RECORDS PROVIDED:

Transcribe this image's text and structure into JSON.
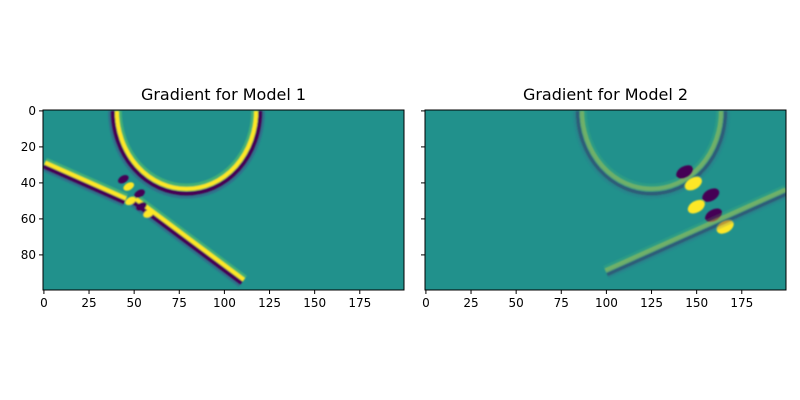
{
  "chart_data": [
    {
      "type": "heatmap",
      "title": "Gradient for Model 1",
      "colormap": "viridis",
      "xlim": [
        0,
        199
      ],
      "ylim": [
        99,
        0
      ],
      "x_ticks": [
        0,
        25,
        50,
        75,
        100,
        125,
        150,
        175
      ],
      "y_ticks": [
        0,
        20,
        40,
        60,
        80
      ],
      "features": [
        {
          "kind": "ring",
          "center": [
            79,
            0
          ],
          "radius": 40,
          "note": "upper arc from x≈38 to x≈120 reaching depth ≈45"
        },
        {
          "kind": "band",
          "from": [
            0,
            30
          ],
          "to": [
            45,
            50
          ],
          "note": "left-side band meeting the ring"
        },
        {
          "kind": "band",
          "from": [
            50,
            50
          ],
          "to": [
            110,
            95
          ],
          "note": "lower diagonal band"
        },
        {
          "kind": "crossing",
          "at": [
            50,
            48
          ],
          "note": "strong crossing near x≈50, y≈48"
        }
      ]
    },
    {
      "type": "heatmap",
      "title": "Gradient for Model 2",
      "colormap": "viridis",
      "xlim": [
        0,
        199
      ],
      "ylim": [
        99,
        0
      ],
      "x_ticks": [
        0,
        25,
        50,
        75,
        100,
        125,
        150,
        175
      ],
      "y_ticks": [
        0,
        20,
        40,
        60,
        80
      ],
      "features": [
        {
          "kind": "ring",
          "center": [
            125,
            0
          ],
          "radius": 40,
          "note": "faint upper arcs"
        },
        {
          "kind": "crossing",
          "at": [
            153,
            50
          ],
          "note": "strong crossing near x≈153, y≈50"
        },
        {
          "kind": "band",
          "from": [
            100,
            90
          ],
          "to": [
            200,
            45
          ],
          "note": "faint lower diagonal band"
        }
      ]
    }
  ]
}
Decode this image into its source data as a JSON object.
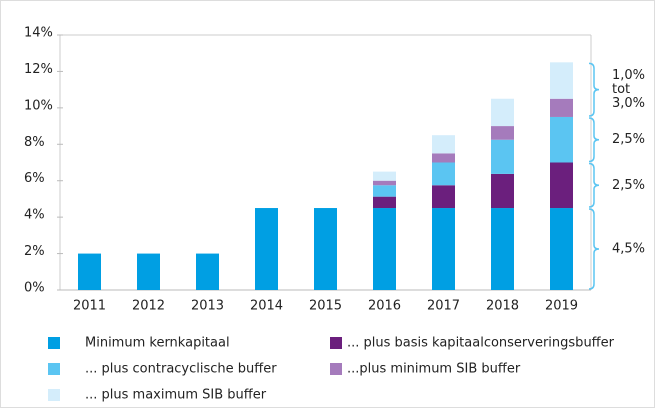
{
  "chart_data": {
    "type": "stacked-bar",
    "categories": [
      "2011",
      "2012",
      "2013",
      "2014",
      "2015",
      "2016",
      "2017",
      "2018",
      "2019"
    ],
    "series": [
      {
        "name": "Minimum kernkapitaal",
        "color": "#009fe3",
        "values": [
          2,
          2,
          2,
          4.5,
          4.5,
          4.5,
          4.5,
          4.5,
          4.5
        ]
      },
      {
        "name": "... plus basis kapitaalconserveringsbuffer",
        "color": "#6b1f7d",
        "values": [
          0,
          0,
          0,
          0,
          0,
          0.625,
          1.25,
          1.875,
          2.5
        ]
      },
      {
        "name": "... plus contracyclische buffer",
        "color": "#5bc5f2",
        "values": [
          0,
          0,
          0,
          0,
          0,
          0.625,
          1.25,
          1.875,
          2.5
        ]
      },
      {
        "name": "...plus minimum SIB buffer",
        "color": "#a57bbc",
        "values": [
          0,
          0,
          0,
          0,
          0,
          0.25,
          0.5,
          0.75,
          1.0
        ]
      },
      {
        "name": "... plus maximum SIB buffer",
        "color": "#d4edfb",
        "values": [
          0,
          0,
          0,
          0,
          0,
          0.5,
          1.0,
          1.5,
          2.0
        ]
      }
    ],
    "ylim": [
      0,
      14
    ],
    "yticks": [
      {
        "value": 0,
        "label": "0%"
      },
      {
        "value": 2,
        "label": "2%"
      },
      {
        "value": 4,
        "label": "4%"
      },
      {
        "value": 6,
        "label": "6%"
      },
      {
        "value": 8,
        "label": "8%"
      },
      {
        "value": 10,
        "label": "10%"
      },
      {
        "value": 12,
        "label": "12%"
      },
      {
        "value": 14,
        "label": "14%"
      }
    ],
    "annotations": [
      {
        "from": 0,
        "to": 4.5,
        "lines": [
          "4,5%"
        ]
      },
      {
        "from": 4.5,
        "to": 7,
        "lines": [
          "2,5%"
        ]
      },
      {
        "from": 7,
        "to": 9.5,
        "lines": [
          "2,5%"
        ]
      },
      {
        "from": 9.5,
        "to": 12.5,
        "lines": [
          "1,0%",
          "tot",
          "3,0%"
        ]
      }
    ],
    "bracket_color": "#5bc5f2"
  }
}
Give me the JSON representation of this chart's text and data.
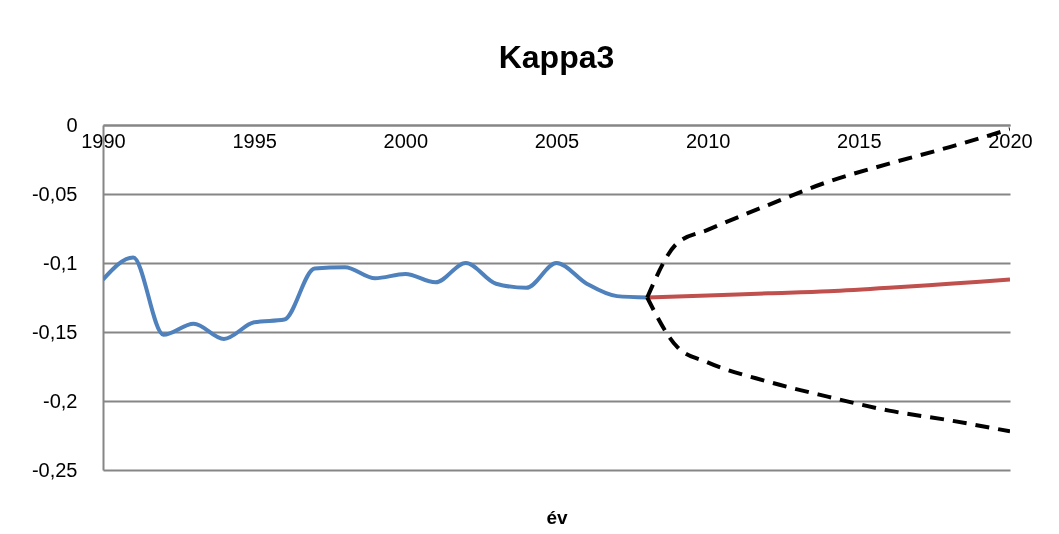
{
  "chart_data": {
    "type": "line",
    "title": "Kappa3",
    "xlabel": "év",
    "xlim": [
      1990,
      2020
    ],
    "xticks": [
      1990,
      1995,
      2000,
      2005,
      2010,
      2015,
      2020
    ],
    "ylim": [
      -0.25,
      0
    ],
    "yticks": [
      {
        "value": -0.25,
        "label": "-0,25"
      },
      {
        "value": -0.2,
        "label": "-0,2"
      },
      {
        "value": -0.15,
        "label": "-0,15"
      },
      {
        "value": -0.1,
        "label": "-0,1"
      },
      {
        "value": -0.05,
        "label": "-0,05"
      },
      {
        "value": 0,
        "label": "0"
      }
    ],
    "grid": "y",
    "series": [
      {
        "color": "#4f81bd",
        "line_style": "solid",
        "x": [
          1990,
          1991,
          1992,
          1993,
          1994,
          1995,
          1996,
          1997,
          1998,
          1999,
          2000,
          2001,
          2002,
          2003,
          2004,
          2005,
          2006,
          2007,
          2008
        ],
        "values": [
          -0.112,
          -0.096,
          -0.152,
          -0.144,
          -0.155,
          -0.143,
          -0.141,
          -0.104,
          -0.103,
          -0.111,
          -0.108,
          -0.114,
          -0.1,
          -0.115,
          -0.118,
          -0.1,
          -0.115,
          -0.124,
          -0.125
        ]
      },
      {
        "color": "#c0504d",
        "line_style": "solid",
        "x": [
          2008,
          2010,
          2012,
          2014,
          2016,
          2018,
          2020
        ],
        "values": [
          -0.125,
          -0.1235,
          -0.122,
          -0.1205,
          -0.118,
          -0.115,
          -0.112
        ]
      },
      {
        "color": "#000000",
        "line_style": "dashed",
        "x": [
          2008,
          2009,
          2010,
          2012,
          2014,
          2016,
          2018,
          2020
        ],
        "values": [
          -0.125,
          -0.0855,
          -0.076,
          -0.058,
          -0.041,
          -0.028,
          -0.016,
          -0.003
        ]
      },
      {
        "color": "#000000",
        "line_style": "dashed",
        "x": [
          2008,
          2009,
          2010,
          2012,
          2014,
          2016,
          2018,
          2020
        ],
        "values": [
          -0.125,
          -0.161,
          -0.172,
          -0.186,
          -0.197,
          -0.207,
          -0.214,
          -0.222
        ]
      }
    ]
  }
}
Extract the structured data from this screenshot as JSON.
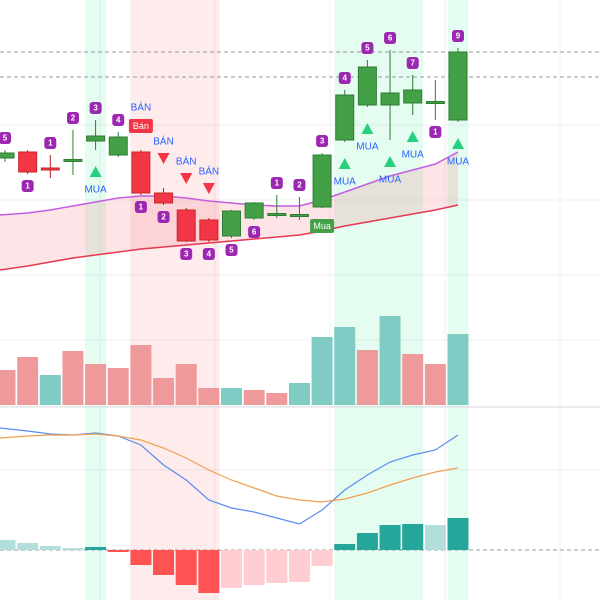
{
  "chart_data": {
    "type": "candlestick",
    "ylim": [
      0,
      300
    ],
    "candles": [
      {
        "open": 142,
        "high": 150,
        "low": 138,
        "close": 147
      },
      {
        "open": 148,
        "high": 150,
        "low": 126,
        "close": 128
      },
      {
        "open": 132,
        "high": 145,
        "low": 122,
        "close": 131.5
      },
      {
        "open": 140,
        "high": 170,
        "low": 125,
        "close": 140.5
      },
      {
        "open": 159,
        "high": 180,
        "low": 150,
        "close": 164
      },
      {
        "open": 145,
        "high": 168,
        "low": 143,
        "close": 163
      },
      {
        "open": 148,
        "high": 150,
        "low": 105,
        "close": 107
      },
      {
        "open": 107,
        "high": 112,
        "low": 95,
        "close": 97
      },
      {
        "open": 90,
        "high": 92,
        "low": 58,
        "close": 59
      },
      {
        "open": 80,
        "high": 82,
        "low": 58,
        "close": 60
      },
      {
        "open": 64,
        "high": 90,
        "low": 62,
        "close": 89
      },
      {
        "open": 82,
        "high": 98,
        "low": 80,
        "close": 97
      },
      {
        "open": 86,
        "high": 105,
        "low": 82,
        "close": 86.5
      },
      {
        "open": 85,
        "high": 103,
        "low": 80,
        "close": 85.5
      },
      {
        "open": 93,
        "high": 147,
        "low": 92,
        "close": 145
      },
      {
        "open": 160,
        "high": 210,
        "low": 158,
        "close": 205
      },
      {
        "open": 195,
        "high": 240,
        "low": 193,
        "close": 233
      },
      {
        "open": 195,
        "high": 250,
        "low": 160,
        "close": 207
      },
      {
        "open": 197,
        "high": 225,
        "low": 185,
        "close": 210
      },
      {
        "open": 198,
        "high": 220,
        "low": 180,
        "close": 198.5
      },
      {
        "open": 180,
        "high": 252,
        "low": 178,
        "close": 248
      }
    ],
    "up_color": "#43a047",
    "down_color": "#f23645",
    "ma_fast": [
      85,
      87,
      90,
      94,
      98,
      102,
      104,
      104,
      102,
      99,
      97,
      95,
      94,
      94,
      100,
      108,
      116,
      124,
      130,
      136,
      148
    ],
    "ma_fast_color": "#c35ee0",
    "ma_slow": [
      30,
      34,
      38,
      42,
      45,
      48,
      51,
      53,
      55,
      57,
      59,
      61,
      63,
      65,
      69,
      74,
      78,
      82,
      86,
      90,
      95
    ],
    "ma_slow_color": "#e53950",
    "price_lines": [
      248,
      223
    ],
    "buy_zones": [
      [
        4,
        4
      ],
      [
        15,
        18
      ],
      [
        20,
        20
      ]
    ],
    "sell_zones": [
      [
        6,
        9
      ]
    ],
    "counts": [
      "5",
      "1",
      "1",
      "2",
      "3",
      "4",
      "1",
      "2",
      "3",
      "4",
      "5",
      "6",
      "1",
      "2",
      "3",
      "4",
      "5",
      "6",
      "7",
      "1",
      "9"
    ],
    "count_pos": [
      "above",
      "below",
      "above",
      "above",
      "above",
      "above",
      "below",
      "below",
      "below",
      "below",
      "below",
      "below",
      "above",
      "above",
      "above",
      "above",
      "above",
      "above",
      "above",
      "below",
      "above"
    ],
    "signals": [
      null,
      null,
      null,
      null,
      "MUA",
      null,
      "BÁN",
      "BÁN",
      "BÁN",
      "BÁN",
      null,
      null,
      null,
      null,
      null,
      "MUA",
      "MUA",
      "MUA",
      "MUA",
      null,
      "MUA"
    ],
    "boxes": [
      null,
      null,
      null,
      null,
      null,
      null,
      "Bán",
      null,
      null,
      null,
      null,
      null,
      null,
      null,
      "Mua",
      null,
      null,
      null,
      null,
      null,
      null
    ],
    "volume_ylim": [
      0,
      100
    ],
    "volume": [
      35,
      48,
      30,
      54,
      41,
      37,
      60,
      27,
      41,
      17,
      17,
      15,
      12,
      22,
      68,
      78,
      55,
      89,
      51,
      41,
      71
    ],
    "volume_colors": [
      "#ef9a9a",
      "#ef9a9a",
      "#80cbc4",
      "#ef9a9a",
      "#ef9a9a",
      "#ef9a9a",
      "#ef9a9a",
      "#ef9a9a",
      "#ef9a9a",
      "#ef9a9a",
      "#80cbc4",
      "#ef9a9a",
      "#ef9a9a",
      "#80cbc4",
      "#80cbc4",
      "#80cbc4",
      "#ef9a9a",
      "#80cbc4",
      "#ef9a9a",
      "#ef9a9a",
      "#80cbc4"
    ],
    "macd_ylim": [
      -50,
      135
    ],
    "macd": [
      122,
      119,
      116,
      115,
      117,
      114,
      105,
      85,
      70,
      50,
      42,
      38,
      32,
      26,
      40,
      60,
      75,
      88,
      95,
      100,
      115
    ],
    "macd_color": "#5b8def",
    "signal_line": [
      112,
      114,
      115,
      115,
      116,
      114,
      110,
      102,
      92,
      80,
      70,
      62,
      54,
      50,
      48,
      51,
      57,
      65,
      72,
      78,
      82
    ],
    "signal_color": "#f0a050",
    "histogram": [
      10,
      7,
      4,
      2,
      3,
      -2,
      -15,
      -25,
      -35,
      -43,
      -38,
      -35,
      -33,
      -32,
      -16,
      6,
      17,
      25,
      26,
      25,
      32
    ],
    "histogram_colors": [
      "#b2dfdb",
      "#b2dfdb",
      "#b2dfdb",
      "#b2dfdb",
      "#26a69a",
      "#ff5252",
      "#ff5252",
      "#ff5252",
      "#ff5252",
      "#ff5252",
      "#ffcdd2",
      "#ffcdd2",
      "#ffcdd2",
      "#ffcdd2",
      "#ffcdd2",
      "#26a69a",
      "#26a69a",
      "#26a69a",
      "#26a69a",
      "#b2dfdb",
      "#26a69a"
    ]
  }
}
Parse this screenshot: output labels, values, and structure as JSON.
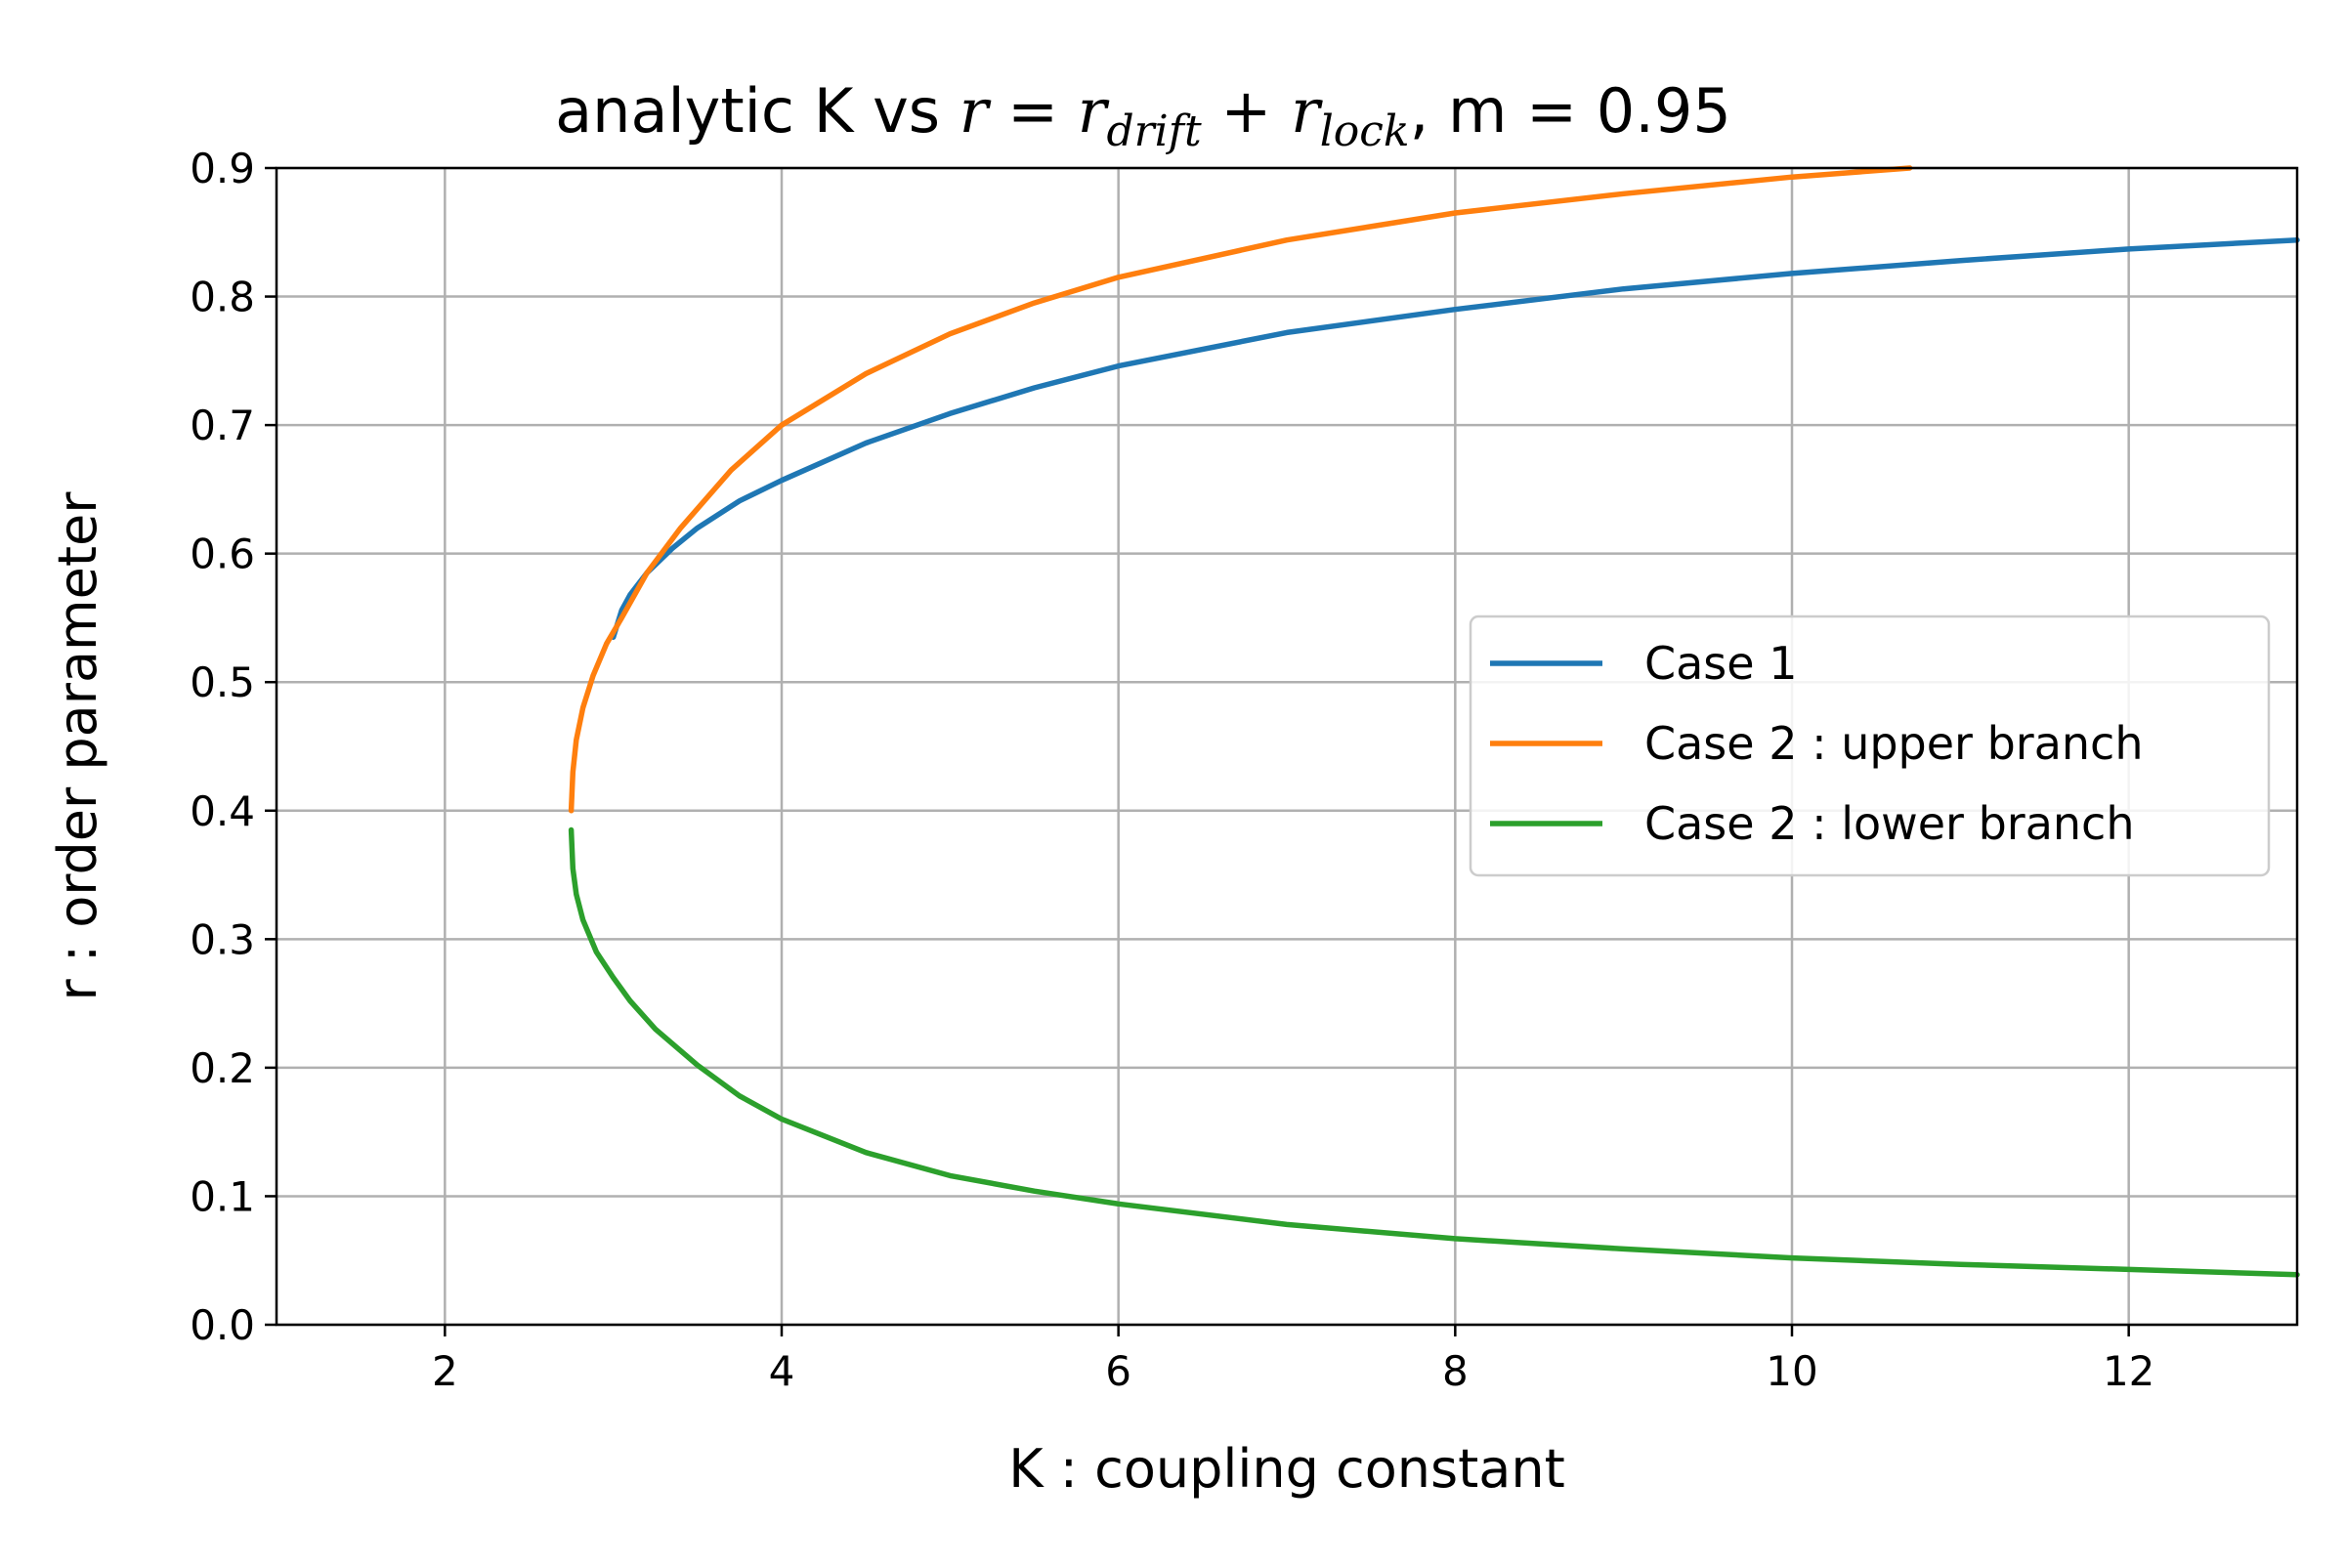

AIM:
Count the lines in the records above that contain the word "title", and reply with only that number.

IN RESPONSE:
3